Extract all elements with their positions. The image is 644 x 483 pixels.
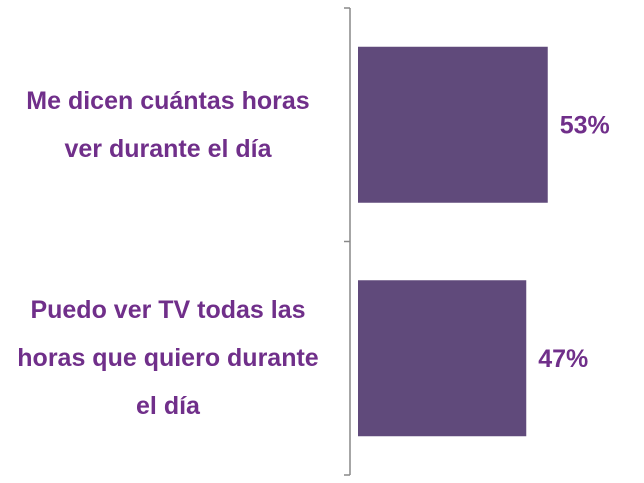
category-label: Me dicen cuántas horas ver durante el dí… xyxy=(26,86,310,163)
bar xyxy=(358,280,527,437)
category-label: Puedo ver TV todas las horas que quiero … xyxy=(17,296,319,421)
bar xyxy=(358,46,548,203)
value-label: 47% xyxy=(538,345,588,373)
value-label: 53% xyxy=(560,111,610,139)
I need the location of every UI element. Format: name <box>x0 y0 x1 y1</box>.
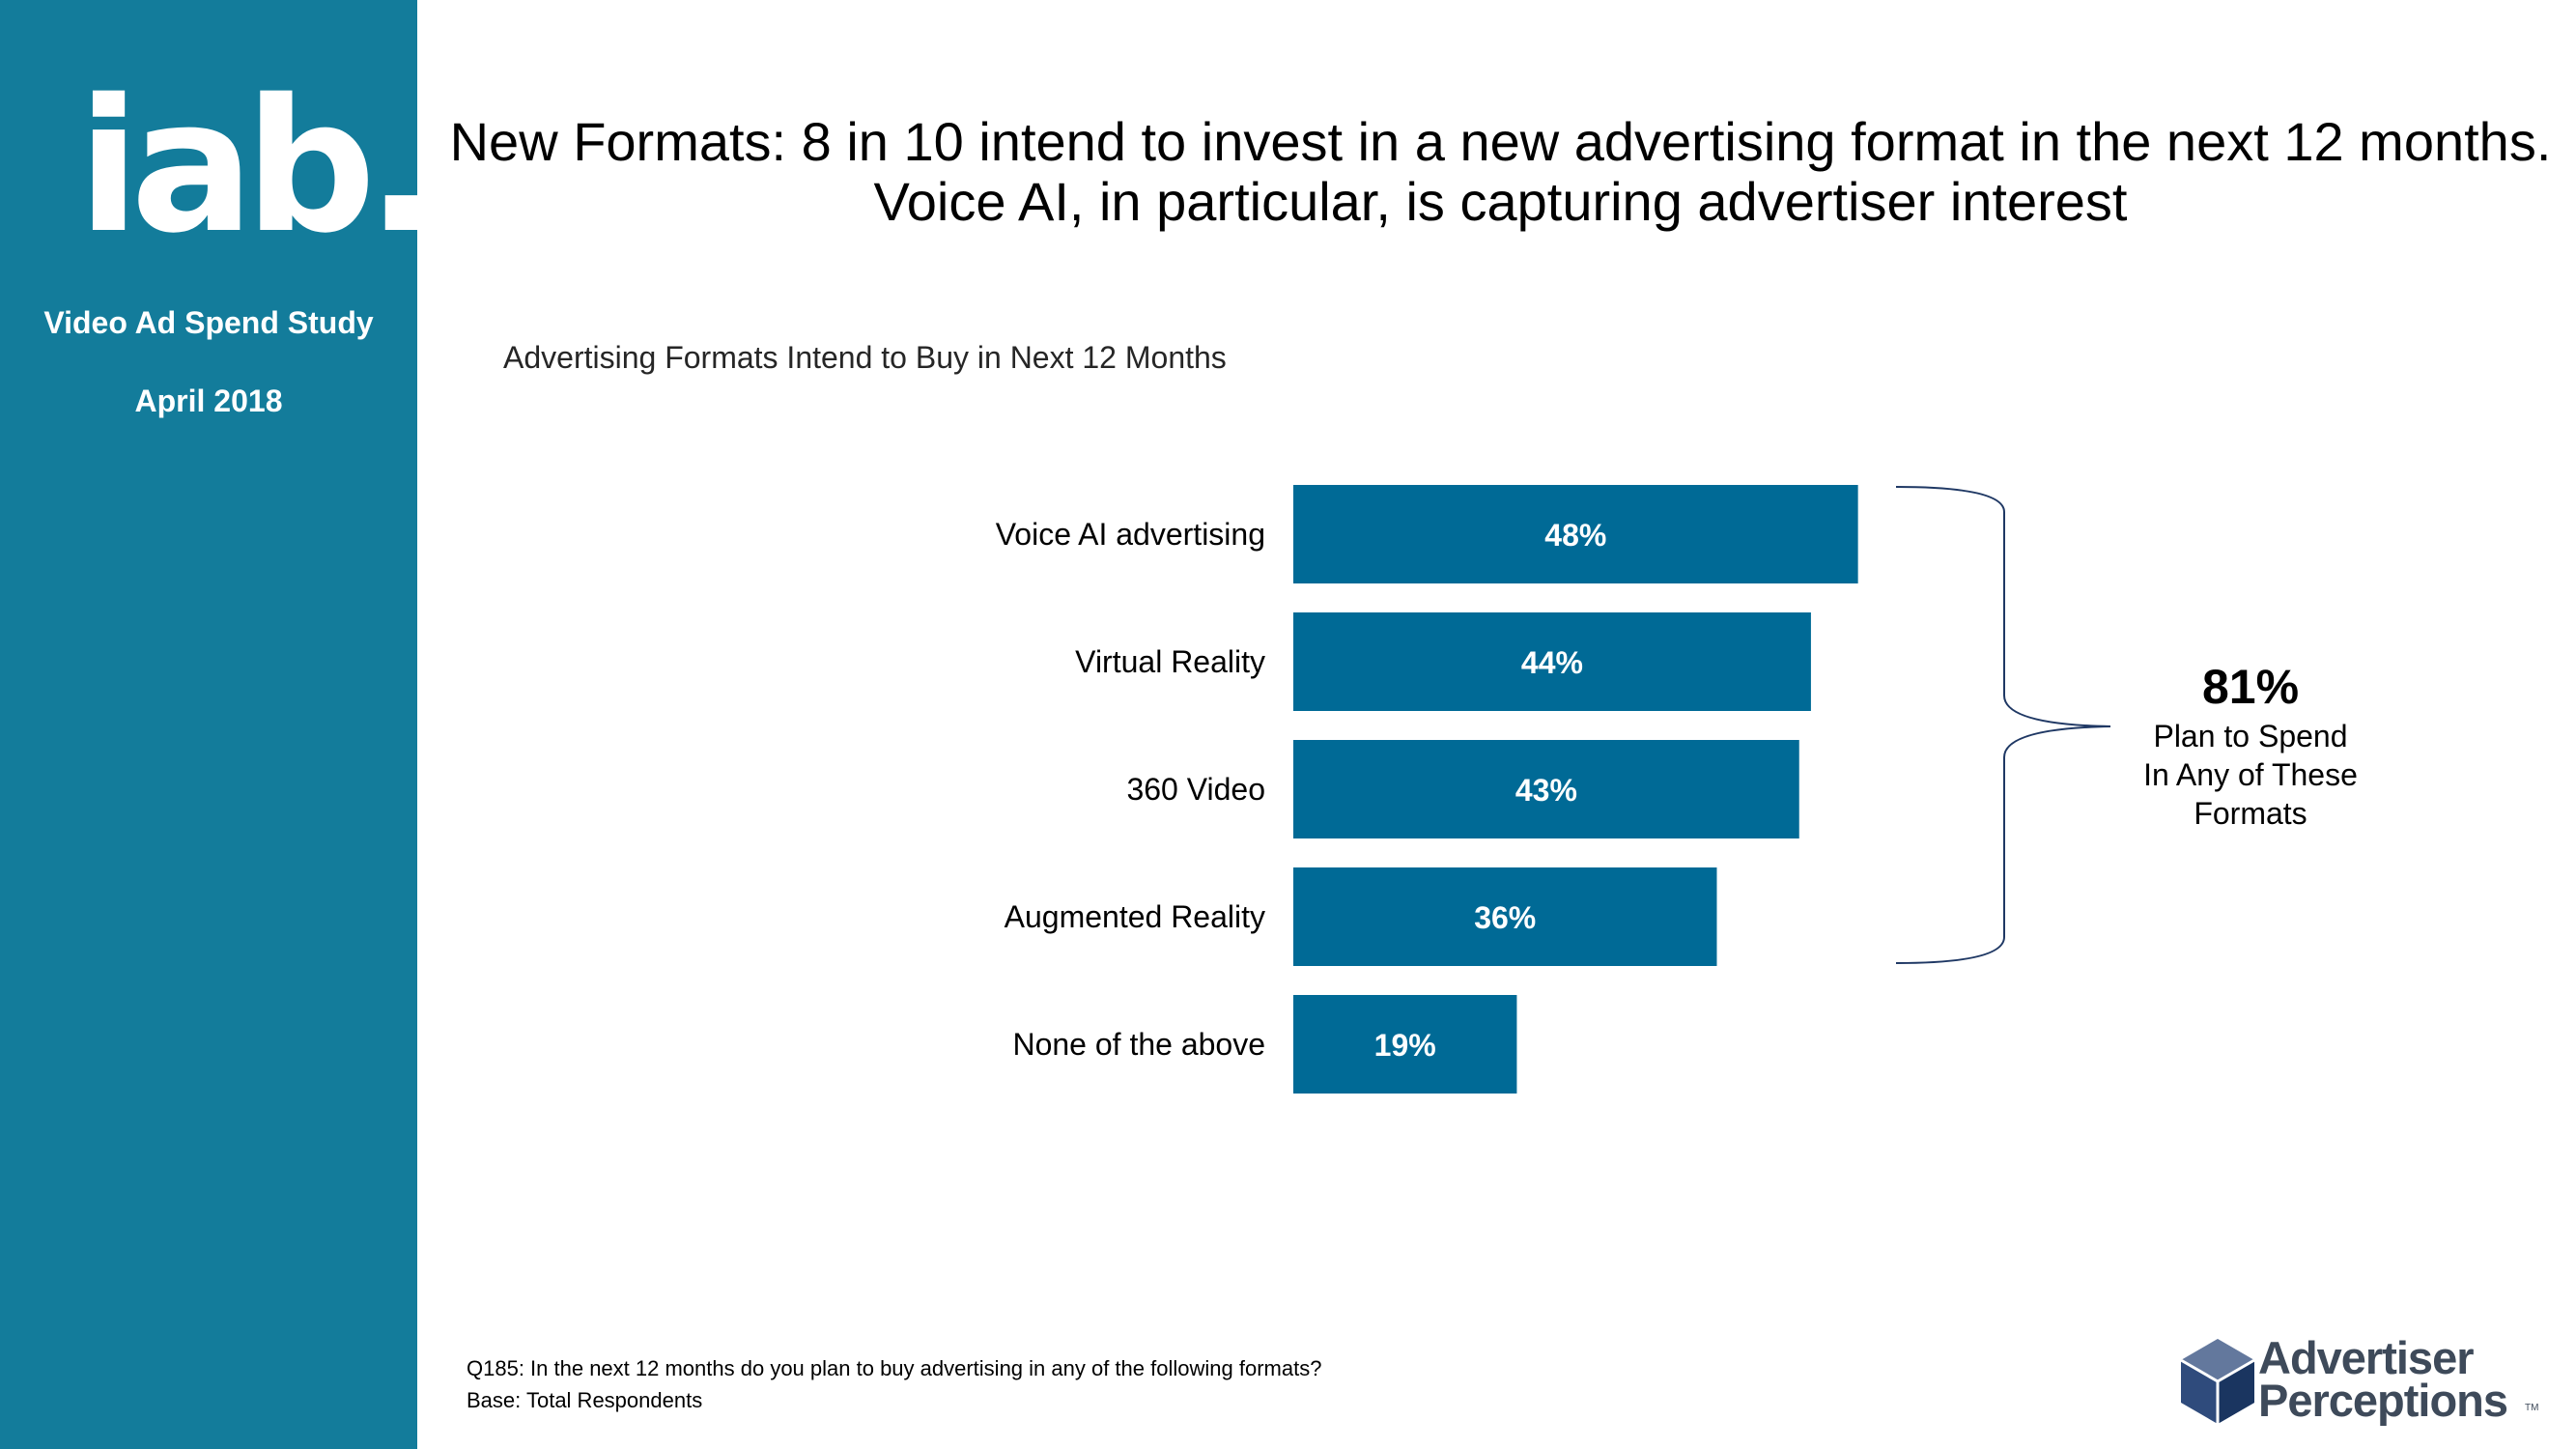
callout-line-1: Plan to Spend <box>2153 719 2348 753</box>
bar-3 <box>1293 867 1717 966</box>
footnote-question: Q185: In the next 12 months do you plan … <box>467 1356 1322 1380</box>
study-date: April 2018 <box>134 384 283 418</box>
bar-2 <box>1293 740 1799 838</box>
category-label-0: Voice AI advertising <box>996 517 1265 552</box>
bar-0 <box>1293 485 1858 583</box>
page-title-line-2: Voice AI, in particular, is capturing ad… <box>873 171 2128 232</box>
category-label-2: 360 Video <box>1126 772 1265 807</box>
category-label-4: None of the above <box>1012 1027 1265 1062</box>
bar-1 <box>1293 612 1811 711</box>
brand-line-2: Perceptions <box>2258 1375 2508 1426</box>
bracket-icon <box>1895 486 2111 964</box>
bar-value-label-2: 43% <box>1515 773 1577 808</box>
sidebar: iab. Video Ad Spend Study April 2018 <box>0 0 437 1449</box>
bars-layer: 48% Voice AI advertising 44% Virtual Realit… <box>996 485 1858 1094</box>
bar-value-label-4: 19% <box>1374 1028 1436 1063</box>
page-title-line-1: New Formats: 8 in 10 intend to invest in… <box>449 111 2552 172</box>
brand-trademark: TM <box>2525 1403 2539 1413</box>
bar-value-label-3: 36% <box>1474 900 1536 935</box>
advertiser-perceptions-logo-icon <box>2180 1339 2255 1424</box>
category-label-3: Augmented Reality <box>1005 899 1265 934</box>
callout-text: Plan to Spend In Any of These Formats <box>2057 717 2444 833</box>
bar-4 <box>1293 995 1517 1094</box>
bar-value-label-0: 48% <box>1544 518 1606 553</box>
bar-value-label-1: 44% <box>1521 645 1583 680</box>
footnote-base: Base: Total Respondents <box>467 1388 703 1412</box>
callout-line-2: In Any of These <box>2143 757 2358 792</box>
category-label-1: Virtual Reality <box>1075 644 1265 679</box>
callout-percentage: 81% <box>2201 660 2300 714</box>
page-title: New Formats: 8 in 10 intend to invest in… <box>425 112 2576 232</box>
callout-line-3: Formats <box>2194 796 2307 831</box>
brand-line-1: Advertiser <box>2258 1332 2474 1383</box>
study-title: Video Ad Spend Study <box>43 305 374 340</box>
chart-title: Advertising Formats Intend to Buy in Nex… <box>503 340 1227 375</box>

» **Instruction**:
Reproduce every line of the records above verbatim, omitting the pictures.

» **Solution to this problem**:
Extract all elements with their positions. The image is 644 x 483 pixels.
category-label: Me dicen cuántas horas ver durante el dí… xyxy=(26,86,310,163)
bar xyxy=(358,280,527,437)
category-label: Puedo ver TV todas las horas que quiero … xyxy=(17,296,319,421)
bar xyxy=(358,46,548,203)
value-label: 47% xyxy=(538,345,588,373)
value-label: 53% xyxy=(560,111,610,139)
I need the location of every UI element. Format: name <box>x0 y0 x1 y1</box>.
callout-line-1: Plan to Spend <box>2153 719 2348 753</box>
bar-3 <box>1293 867 1717 966</box>
footnote-question: Q185: In the next 12 months do you plan … <box>467 1356 1322 1380</box>
study-date: April 2018 <box>134 384 283 418</box>
bar-2 <box>1293 740 1799 838</box>
category-label-0: Voice AI advertising <box>996 517 1265 552</box>
bar-0 <box>1293 485 1858 583</box>
page-title-line-2: Voice AI, in particular, is capturing ad… <box>873 171 2128 232</box>
category-label-2: 360 Video <box>1126 772 1265 807</box>
category-label-4: None of the above <box>1012 1027 1265 1062</box>
bar-1 <box>1293 612 1811 711</box>
brand-line-2: Perceptions <box>2258 1375 2508 1426</box>
bracket-icon <box>1895 486 2111 964</box>
bar-value-label-2: 43% <box>1515 773 1577 808</box>
sidebar: iab. Video Ad Spend Study April 2018 <box>0 0 437 1449</box>
bars-layer: 48% Voice AI advertising 44% Virtual Realit… <box>996 485 1858 1094</box>
bar-value-label-4: 19% <box>1374 1028 1436 1063</box>
page-title-line-1: New Formats: 8 in 10 intend to invest in… <box>449 111 2552 172</box>
brand-trademark: TM <box>2525 1403 2539 1413</box>
bar-value-label-3: 36% <box>1474 900 1536 935</box>
advertiser-perceptions-logo-icon <box>2180 1339 2255 1424</box>
category-label-3: Augmented Reality <box>1005 899 1265 934</box>
callout-text: Plan to Spend In Any of These Formats <box>2057 717 2444 833</box>
bar-4 <box>1293 995 1517 1094</box>
bar-value-label-0: 48% <box>1544 518 1606 553</box>
bar-value-label-1: 44% <box>1521 645 1583 680</box>
footnote-base: Base: Total Respondents <box>467 1388 703 1412</box>
callout-line-2: In Any of These <box>2143 757 2358 792</box>
category-label-1: Virtual Reality <box>1075 644 1265 679</box>
callout-percentage: 81% <box>2201 660 2300 714</box>
page-title: New Formats: 8 in 10 intend to invest in… <box>425 112 2576 232</box>
callout-line-3: Formats <box>2194 796 2307 831</box>
brand-line-1: Advertiser <box>2258 1332 2474 1383</box>
study-title: Video Ad Spend Study <box>43 305 374 340</box>
chart-title: Advertising Formats Intend to Buy in Nex… <box>503 340 1227 375</box>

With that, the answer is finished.